Leaving out the pictures, retype all the material exactly.

(Dataset rows about figures)
===

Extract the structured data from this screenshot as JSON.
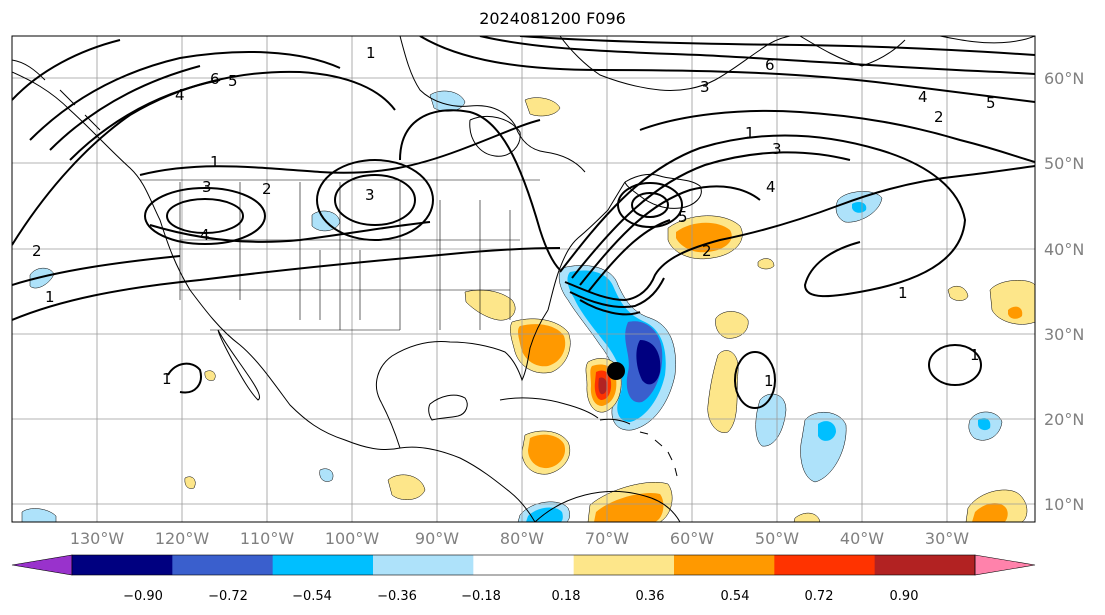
{
  "title": "2024081200 F096",
  "latitude_labels": [
    "60°N",
    "50°N",
    "40°N",
    "30°N",
    "20°N",
    "10°N"
  ],
  "longitude_labels": [
    "130°W",
    "120°W",
    "110°W",
    "100°W",
    "90°W",
    "80°W",
    "70°W",
    "60°W",
    "50°W",
    "40°W",
    "30°W"
  ],
  "colorbar": {
    "ticks": [
      "−0.90",
      "−0.72",
      "−0.54",
      "−0.36",
      "−0.18",
      "0.18",
      "0.36",
      "0.54",
      "0.72",
      "0.90"
    ],
    "colors": [
      "#9932cc",
      "#000080",
      "#3a5fcd",
      "#00bfff",
      "#aee2fa",
      "#ffffff",
      "#fde68a",
      "#ff9900",
      "#ff3300",
      "#b22222",
      "#ff82ab"
    ]
  },
  "contour_labels": [
    "1",
    "2",
    "3",
    "4",
    "5",
    "6"
  ],
  "marker": {
    "label": "storm-center",
    "color": "#000000"
  }
}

===

# [SOLUTION FOR THIS PROBLEM]
Extract the structured data from this screenshot as JSON.
{
  "title": "2024081200 F096",
  "latitude_labels": [
    "60°N",
    "50°N",
    "40°N",
    "30°N",
    "20°N",
    "10°N"
  ],
  "longitude_labels": [
    "130°W",
    "120°W",
    "110°W",
    "100°W",
    "90°W",
    "80°W",
    "70°W",
    "60°W",
    "50°W",
    "40°W",
    "30°W"
  ],
  "colorbar": {
    "ticks": [
      "−0.90",
      "−0.72",
      "−0.54",
      "−0.36",
      "−0.18",
      "0.18",
      "0.36",
      "0.54",
      "0.72",
      "0.90"
    ],
    "colors": [
      "#9932cc",
      "#000080",
      "#3a5fcd",
      "#00bfff",
      "#aee2fa",
      "#ffffff",
      "#fde68a",
      "#ff9900",
      "#ff3300",
      "#b22222",
      "#ff82ab"
    ]
  },
  "contour_labels": [
    "1",
    "2",
    "3",
    "4",
    "5",
    "6"
  ],
  "marker": {
    "label": "storm-center",
    "color": "#000000"
  }
}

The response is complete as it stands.